▶ _SET TASK_:
In the listing below, locate the lines bearing the word "трансферты". Copy every one of them.

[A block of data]
☆ ☆ ☆ ☆

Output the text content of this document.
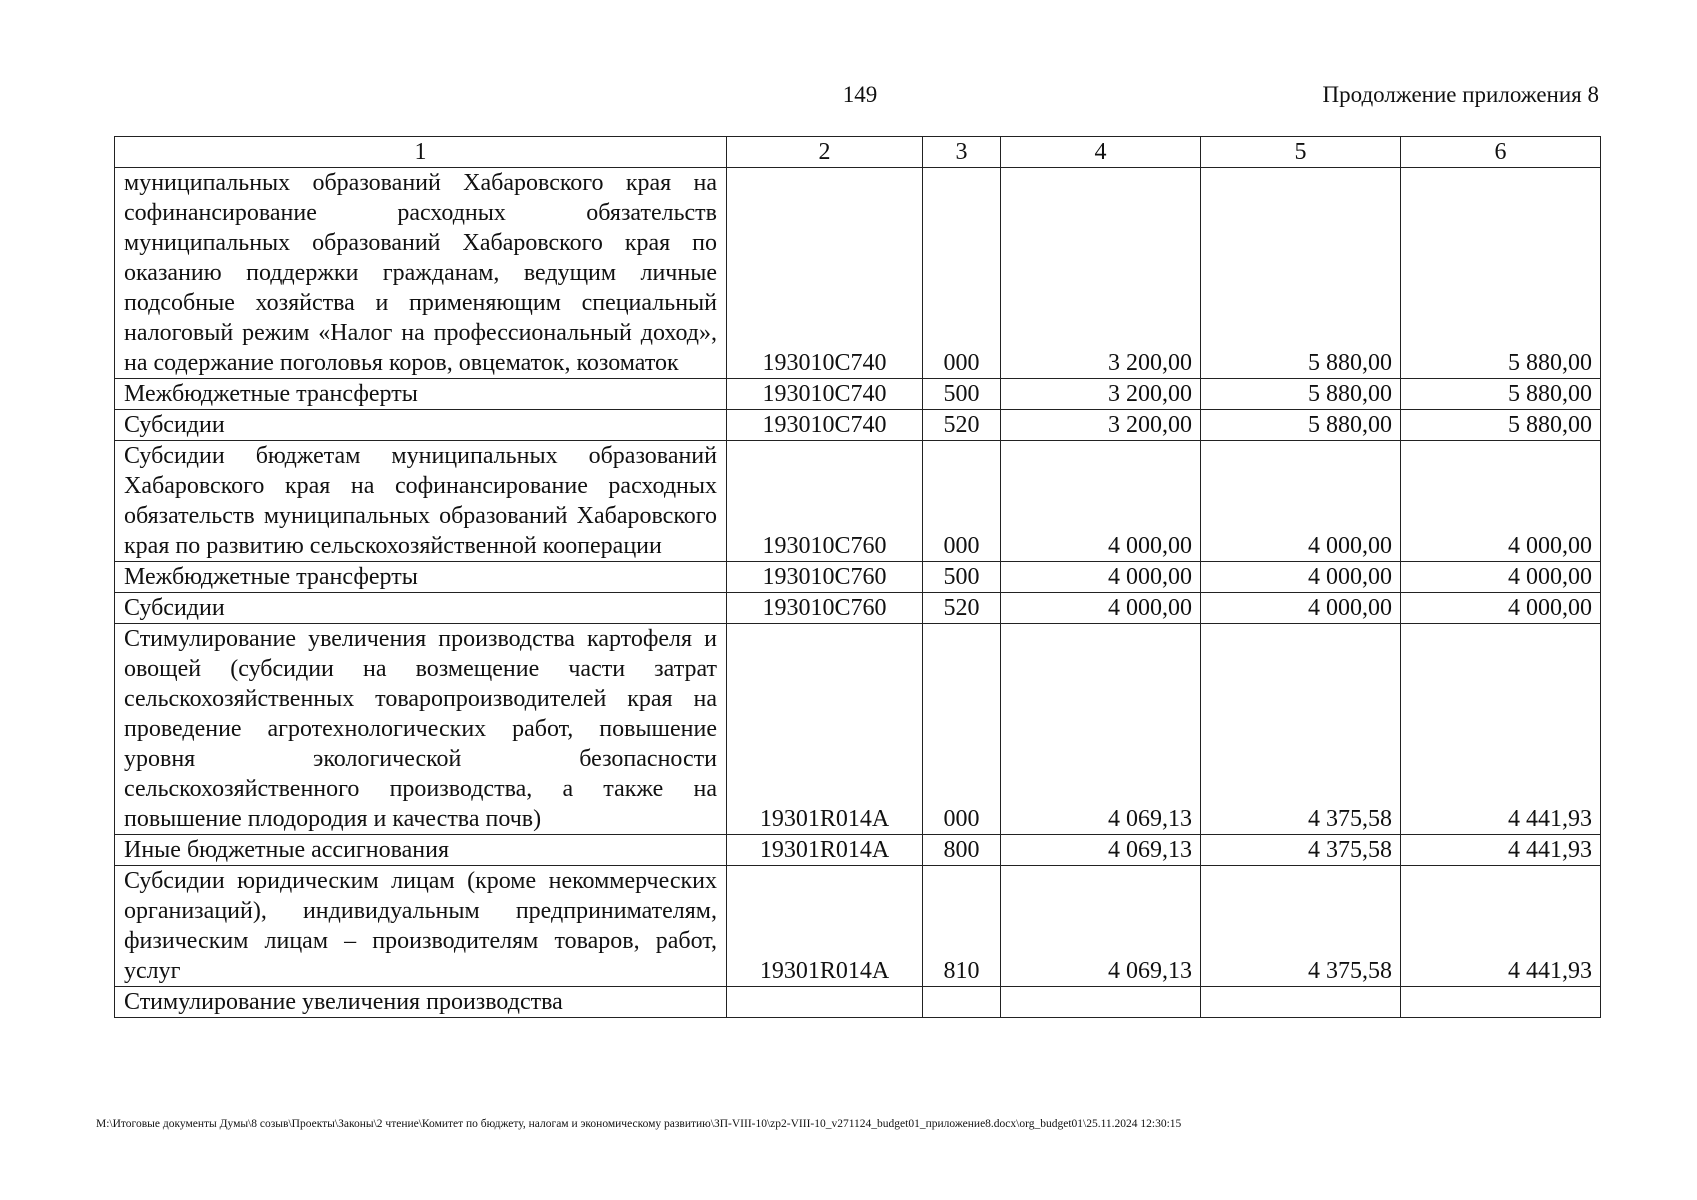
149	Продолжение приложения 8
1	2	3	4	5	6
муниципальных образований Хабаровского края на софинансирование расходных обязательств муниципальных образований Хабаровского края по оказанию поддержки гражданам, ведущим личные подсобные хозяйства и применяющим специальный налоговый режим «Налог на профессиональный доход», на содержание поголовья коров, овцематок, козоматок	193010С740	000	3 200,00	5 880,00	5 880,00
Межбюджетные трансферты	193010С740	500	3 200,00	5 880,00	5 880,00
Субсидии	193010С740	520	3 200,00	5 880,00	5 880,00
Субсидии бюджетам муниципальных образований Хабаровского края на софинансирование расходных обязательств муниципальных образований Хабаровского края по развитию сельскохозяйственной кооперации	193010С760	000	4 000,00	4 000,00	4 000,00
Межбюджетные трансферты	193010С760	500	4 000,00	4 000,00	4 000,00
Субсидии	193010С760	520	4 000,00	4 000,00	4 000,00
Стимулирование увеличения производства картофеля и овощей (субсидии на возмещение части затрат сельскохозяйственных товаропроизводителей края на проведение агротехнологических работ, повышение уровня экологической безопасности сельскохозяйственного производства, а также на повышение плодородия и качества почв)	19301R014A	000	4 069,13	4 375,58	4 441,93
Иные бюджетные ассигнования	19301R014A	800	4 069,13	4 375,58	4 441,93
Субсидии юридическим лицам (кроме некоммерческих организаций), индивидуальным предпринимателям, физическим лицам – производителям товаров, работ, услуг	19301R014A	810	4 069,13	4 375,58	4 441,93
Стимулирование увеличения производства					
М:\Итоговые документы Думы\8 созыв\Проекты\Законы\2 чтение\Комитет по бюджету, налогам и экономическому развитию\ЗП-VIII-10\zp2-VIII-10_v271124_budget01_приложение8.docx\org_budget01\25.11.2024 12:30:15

☆ ☆ ☆ ☆

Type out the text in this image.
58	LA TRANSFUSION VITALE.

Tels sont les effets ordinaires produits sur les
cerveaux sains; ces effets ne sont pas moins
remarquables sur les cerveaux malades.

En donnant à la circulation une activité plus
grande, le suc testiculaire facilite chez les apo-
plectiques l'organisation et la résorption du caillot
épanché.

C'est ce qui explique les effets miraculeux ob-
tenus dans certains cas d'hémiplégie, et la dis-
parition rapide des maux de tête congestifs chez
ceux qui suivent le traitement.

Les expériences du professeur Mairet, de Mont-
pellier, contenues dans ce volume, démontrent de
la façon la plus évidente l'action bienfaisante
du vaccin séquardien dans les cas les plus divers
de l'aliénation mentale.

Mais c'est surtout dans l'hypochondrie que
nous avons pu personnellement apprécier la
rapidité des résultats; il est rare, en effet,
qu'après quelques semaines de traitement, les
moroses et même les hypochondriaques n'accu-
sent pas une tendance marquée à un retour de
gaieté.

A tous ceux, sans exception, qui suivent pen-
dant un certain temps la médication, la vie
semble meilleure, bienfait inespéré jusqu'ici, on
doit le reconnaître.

☆ ☆ ☆ ☆

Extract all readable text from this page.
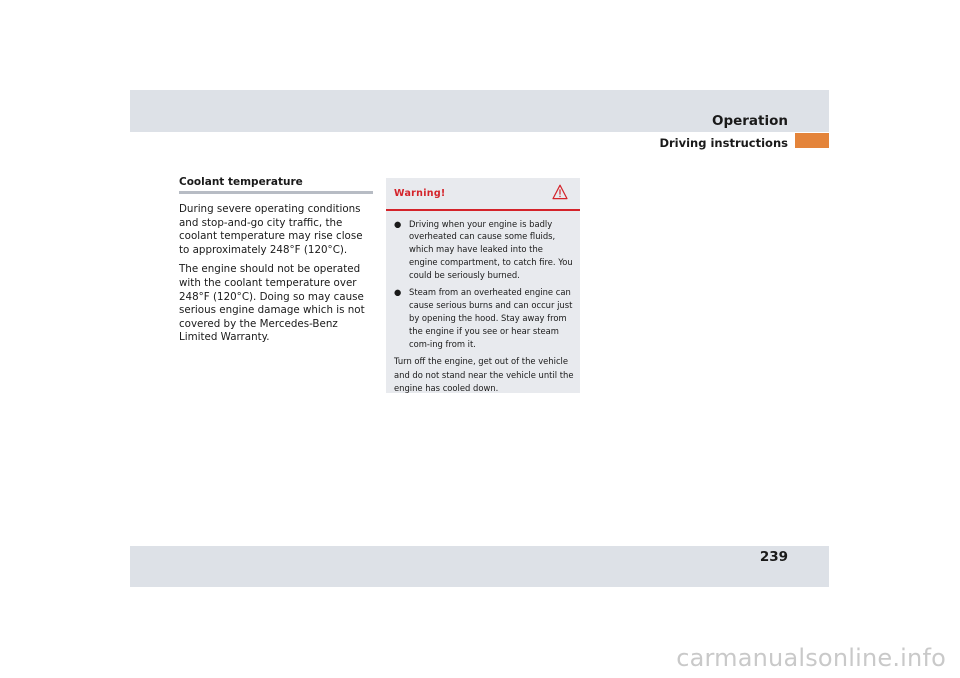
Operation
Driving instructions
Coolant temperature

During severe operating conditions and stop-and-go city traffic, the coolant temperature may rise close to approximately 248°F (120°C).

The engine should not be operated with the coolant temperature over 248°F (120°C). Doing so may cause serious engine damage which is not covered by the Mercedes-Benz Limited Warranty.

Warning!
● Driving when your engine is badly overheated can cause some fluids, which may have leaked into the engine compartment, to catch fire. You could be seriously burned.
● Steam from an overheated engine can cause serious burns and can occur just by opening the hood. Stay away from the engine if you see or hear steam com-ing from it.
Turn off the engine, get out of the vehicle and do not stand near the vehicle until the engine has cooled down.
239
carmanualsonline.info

☆ ☆ ☆ ☆

▶ _WORKED SOLUTION_:
Межбюджетные трансферты	193010С740	500	3 200,00	5 880,00	5 880,00
Межбюджетные трансферты	193010С760	500	4 000,00	4 000,00	4 000,00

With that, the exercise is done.